A block of data
--- BEGIN ---

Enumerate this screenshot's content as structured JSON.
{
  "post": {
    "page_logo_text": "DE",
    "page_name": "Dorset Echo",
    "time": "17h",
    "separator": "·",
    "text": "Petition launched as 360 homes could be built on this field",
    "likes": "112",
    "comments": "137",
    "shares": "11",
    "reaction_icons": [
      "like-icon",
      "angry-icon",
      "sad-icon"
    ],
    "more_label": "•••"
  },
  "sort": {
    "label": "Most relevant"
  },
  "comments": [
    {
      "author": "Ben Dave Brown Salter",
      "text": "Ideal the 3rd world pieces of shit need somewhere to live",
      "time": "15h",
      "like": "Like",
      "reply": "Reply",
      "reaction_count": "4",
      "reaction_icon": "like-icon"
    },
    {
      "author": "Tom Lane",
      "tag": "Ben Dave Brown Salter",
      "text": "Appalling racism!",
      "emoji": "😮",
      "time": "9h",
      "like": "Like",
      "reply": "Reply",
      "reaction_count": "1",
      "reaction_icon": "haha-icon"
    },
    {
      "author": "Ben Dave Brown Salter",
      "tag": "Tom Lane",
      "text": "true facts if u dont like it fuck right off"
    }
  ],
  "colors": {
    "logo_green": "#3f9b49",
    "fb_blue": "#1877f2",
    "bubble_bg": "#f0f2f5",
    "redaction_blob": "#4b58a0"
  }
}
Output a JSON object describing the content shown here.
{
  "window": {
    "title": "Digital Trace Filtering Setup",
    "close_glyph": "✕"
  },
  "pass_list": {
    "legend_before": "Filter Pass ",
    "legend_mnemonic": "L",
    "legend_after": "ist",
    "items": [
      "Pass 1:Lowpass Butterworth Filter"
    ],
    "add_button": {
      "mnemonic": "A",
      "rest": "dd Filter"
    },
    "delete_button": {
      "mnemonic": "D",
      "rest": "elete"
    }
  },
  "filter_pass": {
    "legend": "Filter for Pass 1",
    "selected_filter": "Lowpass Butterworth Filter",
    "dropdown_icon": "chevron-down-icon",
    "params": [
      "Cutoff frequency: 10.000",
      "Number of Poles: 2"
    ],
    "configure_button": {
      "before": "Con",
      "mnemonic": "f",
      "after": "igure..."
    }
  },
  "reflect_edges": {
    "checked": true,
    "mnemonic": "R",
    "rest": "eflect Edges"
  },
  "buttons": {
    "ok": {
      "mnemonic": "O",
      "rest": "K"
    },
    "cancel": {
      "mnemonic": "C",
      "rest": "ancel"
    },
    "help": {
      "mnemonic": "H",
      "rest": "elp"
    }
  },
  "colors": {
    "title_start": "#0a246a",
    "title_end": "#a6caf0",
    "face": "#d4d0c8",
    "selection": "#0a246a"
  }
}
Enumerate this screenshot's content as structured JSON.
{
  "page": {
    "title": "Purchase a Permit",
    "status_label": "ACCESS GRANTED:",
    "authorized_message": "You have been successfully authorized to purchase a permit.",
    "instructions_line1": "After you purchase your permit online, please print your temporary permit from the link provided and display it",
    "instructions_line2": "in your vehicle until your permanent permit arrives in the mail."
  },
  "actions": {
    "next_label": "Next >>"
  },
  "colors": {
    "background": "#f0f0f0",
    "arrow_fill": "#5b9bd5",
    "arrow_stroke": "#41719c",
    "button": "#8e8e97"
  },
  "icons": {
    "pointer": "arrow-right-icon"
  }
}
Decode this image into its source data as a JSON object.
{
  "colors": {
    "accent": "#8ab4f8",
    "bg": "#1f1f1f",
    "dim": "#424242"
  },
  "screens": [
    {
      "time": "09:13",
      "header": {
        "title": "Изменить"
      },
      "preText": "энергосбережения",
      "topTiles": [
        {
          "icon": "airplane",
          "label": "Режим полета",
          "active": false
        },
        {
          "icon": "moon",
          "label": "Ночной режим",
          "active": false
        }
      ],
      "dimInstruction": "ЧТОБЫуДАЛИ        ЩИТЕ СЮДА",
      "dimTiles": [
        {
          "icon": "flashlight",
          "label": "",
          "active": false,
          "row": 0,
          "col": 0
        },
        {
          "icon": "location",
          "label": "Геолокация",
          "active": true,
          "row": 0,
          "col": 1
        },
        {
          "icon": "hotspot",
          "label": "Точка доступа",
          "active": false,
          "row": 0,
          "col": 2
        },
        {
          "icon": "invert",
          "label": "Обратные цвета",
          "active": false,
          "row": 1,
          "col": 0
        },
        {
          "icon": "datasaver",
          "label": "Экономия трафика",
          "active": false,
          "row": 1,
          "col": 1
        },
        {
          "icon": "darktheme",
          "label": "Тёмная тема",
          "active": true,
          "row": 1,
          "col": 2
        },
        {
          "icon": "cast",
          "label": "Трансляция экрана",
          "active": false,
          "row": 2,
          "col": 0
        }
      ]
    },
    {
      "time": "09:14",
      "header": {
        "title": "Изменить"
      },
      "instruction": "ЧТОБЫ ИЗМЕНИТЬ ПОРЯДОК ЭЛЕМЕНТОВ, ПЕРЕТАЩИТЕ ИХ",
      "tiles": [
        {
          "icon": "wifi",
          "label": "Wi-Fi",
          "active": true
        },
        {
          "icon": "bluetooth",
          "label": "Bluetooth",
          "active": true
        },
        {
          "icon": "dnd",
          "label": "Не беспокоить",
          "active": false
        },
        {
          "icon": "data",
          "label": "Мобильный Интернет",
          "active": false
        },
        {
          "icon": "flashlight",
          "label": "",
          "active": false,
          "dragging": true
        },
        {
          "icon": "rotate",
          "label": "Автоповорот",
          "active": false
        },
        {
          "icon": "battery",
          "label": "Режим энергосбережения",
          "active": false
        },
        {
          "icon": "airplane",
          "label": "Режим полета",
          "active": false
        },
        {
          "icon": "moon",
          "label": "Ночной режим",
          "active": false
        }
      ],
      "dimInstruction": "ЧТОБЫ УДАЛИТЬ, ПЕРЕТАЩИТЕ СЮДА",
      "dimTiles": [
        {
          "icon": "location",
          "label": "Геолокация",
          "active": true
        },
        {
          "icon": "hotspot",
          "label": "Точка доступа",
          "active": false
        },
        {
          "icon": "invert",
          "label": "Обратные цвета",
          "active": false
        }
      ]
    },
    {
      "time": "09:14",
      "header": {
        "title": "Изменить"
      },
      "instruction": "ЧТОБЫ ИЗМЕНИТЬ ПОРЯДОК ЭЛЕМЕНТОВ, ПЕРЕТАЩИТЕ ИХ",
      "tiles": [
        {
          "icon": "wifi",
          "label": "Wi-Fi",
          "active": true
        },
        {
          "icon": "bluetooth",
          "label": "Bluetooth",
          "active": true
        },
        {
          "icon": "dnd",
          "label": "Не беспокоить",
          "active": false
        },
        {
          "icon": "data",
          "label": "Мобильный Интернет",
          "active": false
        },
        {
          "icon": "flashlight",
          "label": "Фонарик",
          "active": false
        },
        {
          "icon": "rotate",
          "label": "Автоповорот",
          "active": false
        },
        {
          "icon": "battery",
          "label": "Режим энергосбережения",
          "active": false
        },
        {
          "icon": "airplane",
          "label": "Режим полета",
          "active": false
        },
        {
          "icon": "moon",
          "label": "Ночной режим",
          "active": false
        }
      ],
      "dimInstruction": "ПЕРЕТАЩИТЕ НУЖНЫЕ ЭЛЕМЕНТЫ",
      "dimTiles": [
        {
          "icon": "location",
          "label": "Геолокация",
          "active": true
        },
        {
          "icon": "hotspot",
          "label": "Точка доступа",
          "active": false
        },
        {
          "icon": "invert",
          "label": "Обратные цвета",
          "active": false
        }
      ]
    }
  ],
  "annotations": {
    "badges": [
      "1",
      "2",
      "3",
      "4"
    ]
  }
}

--- END ---

### [Requirement]
Repeat every line of the records above exactly.

### [Response for this exercise]
Enumerate this screenshot's content as structured JSON.
{
  "post": {
    "page_logo_text": "DE",
    "page_name": "Dorset Echo",
    "time": "17h",
    "separator": "·",
    "text": "Petition launched as 360 homes could be built on this field",
    "likes": "112",
    "comments": "137",
    "shares": "11",
    "reaction_icons": [
      "like-icon",
      "angry-icon",
      "sad-icon"
    ],
    "more_label": "•••"
  },
  "sort": {
    "label": "Most relevant"
  },
  "comments": [
    {
      "author": "Ben Dave Brown Salter",
      "text": "Ideal the 3rd world pieces of shit need somewhere to live",
      "time": "15h",
      "like": "Like",
      "reply": "Reply",
      "reaction_count": "4",
      "reaction_icon": "like-icon"
    },
    {
      "author": "Tom Lane",
      "tag": "Ben Dave Brown Salter",
      "text": "Appalling racism!",
      "emoji": "😮",
      "time": "9h",
      "like": "Like",
      "reply": "Reply",
      "reaction_count": "1",
      "reaction_icon": "haha-icon"
    },
    {
      "author": "Ben Dave Brown Salter",
      "tag": "Tom Lane",
      "text": "true facts if u dont like it fuck right off"
    }
  ],
  "colors": {
    "logo_green": "#3f9b49",
    "fb_blue": "#1877f2",
    "bubble_bg": "#f0f2f5",
    "redaction_blob": "#4b58a0"
  }
}
Output a JSON object describing the content shown here.
{
  "window": {
    "title": "Digital Trace Filtering Setup",
    "close_glyph": "✕"
  },
  "pass_list": {
    "legend_before": "Filter Pass ",
    "legend_mnemonic": "L",
    "legend_after": "ist",
    "items": [
      "Pass 1:Lowpass Butterworth Filter"
    ],
    "add_button": {
      "mnemonic": "A",
      "rest": "dd Filter"
    },
    "delete_button": {
      "mnemonic": "D",
      "rest": "elete"
    }
  },
  "filter_pass": {
    "legend": "Filter for Pass 1",
    "selected_filter": "Lowpass Butterworth Filter",
    "dropdown_icon": "chevron-down-icon",
    "params": [
      "Cutoff frequency: 10.000",
      "Number of Poles: 2"
    ],
    "configure_button": {
      "before": "Con",
      "mnemonic": "f",
      "after": "igure..."
    }
  },
  "reflect_edges": {
    "checked": true,
    "mnemonic": "R",
    "rest": "eflect Edges"
  },
  "buttons": {
    "ok": {
      "mnemonic": "O",
      "rest": "K"
    },
    "cancel": {
      "mnemonic": "C",
      "rest": "ancel"
    },
    "help": {
      "mnemonic": "H",
      "rest": "elp"
    }
  },
  "colors": {
    "title_start": "#0a246a",
    "title_end": "#a6caf0",
    "face": "#d4d0c8",
    "selection": "#0a246a"
  }
}
Enumerate this screenshot's content as structured JSON.
{
  "page": {
    "title": "Purchase a Permit",
    "status_label": "ACCESS GRANTED:",
    "authorized_message": "You have been successfully authorized to purchase a permit.",
    "instructions_line1": "After you purchase your permit online, please print your temporary permit from the link provided and display it",
    "instructions_line2": "in your vehicle until your permanent permit arrives in the mail."
  },
  "actions": {
    "next_label": "Next >>"
  },
  "colors": {
    "background": "#f0f0f0",
    "arrow_fill": "#5b9bd5",
    "arrow_stroke": "#41719c",
    "button": "#8e8e97"
  },
  "icons": {
    "pointer": "arrow-right-icon"
  }
}
Decode this image into its source data as a JSON object.
{
  "colors": {
    "accent": "#8ab4f8",
    "bg": "#1f1f1f",
    "dim": "#424242"
  },
  "screens": [
    {
      "time": "09:13",
      "header": {
        "title": "Изменить"
      },
      "preText": "энергосбережения",
      "topTiles": [
        {
          "icon": "airplane",
          "label": "Режим полета",
          "active": false
        },
        {
          "icon": "moon",
          "label": "Ночной режим",
          "active": false
        }
      ],
      "dimInstruction": "ЧТОБЫуДАЛИ        ЩИТЕ СЮДА",
      "dimTiles": [
        {
          "icon": "flashlight",
          "label": "",
          "active": false,
          "row": 0,
          "col": 0
        },
        {
          "icon": "location",
          "label": "Геолокация",
          "active": true,
          "row": 0,
          "col": 1
        },
        {
          "icon": "hotspot",
          "label": "Точка доступа",
          "active": false,
          "row": 0,
          "col": 2
        },
        {
          "icon": "invert",
          "label": "Обратные цвета",
          "active": false,
          "row": 1,
          "col": 0
        },
        {
          "icon": "datasaver",
          "label": "Экономия трафика",
          "active": false,
          "row": 1,
          "col": 1
        },
        {
          "icon": "darktheme",
          "label": "Тёмная тема",
          "active": true,
          "row": 1,
          "col": 2
        },
        {
          "icon": "cast",
          "label": "Трансляция экрана",
          "active": false,
          "row": 2,
          "col": 0
        }
      ]
    },
    {
      "time": "09:14",
      "header": {
        "title": "Изменить"
      },
      "instruction": "ЧТОБЫ ИЗМЕНИТЬ ПОРЯДОК ЭЛЕМЕНТОВ, ПЕРЕТАЩИТЕ ИХ",
      "tiles": [
        {
          "icon": "wifi",
          "label": "Wi-Fi",
          "active": true
        },
        {
          "icon": "bluetooth",
          "label": "Bluetooth",
          "active": true
        },
        {
          "icon": "dnd",
          "label": "Не беспокоить",
          "active": false
        },
        {
          "icon": "data",
          "label": "Мобильный Интернет",
          "active": false
        },
        {
          "icon": "flashlight",
          "label": "",
          "active": false,
          "dragging": true
        },
        {
          "icon": "rotate",
          "label": "Автоповорот",
          "active": false
        },
        {
          "icon": "battery",
          "label": "Режим энергосбережения",
          "active": false
        },
        {
          "icon": "airplane",
          "label": "Режим полета",
          "active": false
        },
        {
          "icon": "moon",
          "label": "Ночной режим",
          "active": false
        }
      ],
      "dimInstruction": "ЧТОБЫ УДАЛИТЬ, ПЕРЕТАЩИТЕ СЮДА",
      "dimTiles": [
        {
          "icon": "location",
          "label": "Геолокация",
          "active": true
        },
        {
          "icon": "hotspot",
          "label": "Точка доступа",
          "active": false
        },
        {
          "icon": "invert",
          "label": "Обратные цвета",
          "active": false
        }
      ]
    },
    {
      "time": "09:14",
      "header": {
        "title": "Изменить"
      },
      "instruction": "ЧТОБЫ ИЗМЕНИТЬ ПОРЯДОК ЭЛЕМЕНТОВ, ПЕРЕТАЩИТЕ ИХ",
      "tiles": [
        {
          "icon": "wifi",
          "label": "Wi-Fi",
          "active": true
        },
        {
          "icon": "bluetooth",
          "label": "Bluetooth",
          "active": true
        },
        {
          "icon": "dnd",
          "label": "Не беспокоить",
          "active": false
        },
        {
          "icon": "data",
          "label": "Мобильный Интернет",
          "active": false
        },
        {
          "icon": "flashlight",
          "label": "Фонарик",
          "active": false
        },
        {
          "icon": "rotate",
          "label": "Автоповорот",
          "active": false
        },
        {
          "icon": "battery",
          "label": "Режим энергосбережения",
          "active": false
        },
        {
          "icon": "airplane",
          "label": "Режим полета",
          "active": false
        },
        {
          "icon": "moon",
          "label": "Ночной режим",
          "active": false
        }
      ],
      "dimInstruction": "ПЕРЕТАЩИТЕ НУЖНЫЕ ЭЛЕМЕНТЫ",
      "dimTiles": [
        {
          "icon": "location",
          "label": "Геолокация",
          "active": true
        },
        {
          "icon": "hotspot",
          "label": "Точка доступа",
          "active": false
        },
        {
          "icon": "invert",
          "label": "Обратные цвета",
          "active": false
        }
      ]
    }
  ],
  "annotations": {
    "badges": [
      "1",
      "2",
      "3",
      "4"
    ]
  }
}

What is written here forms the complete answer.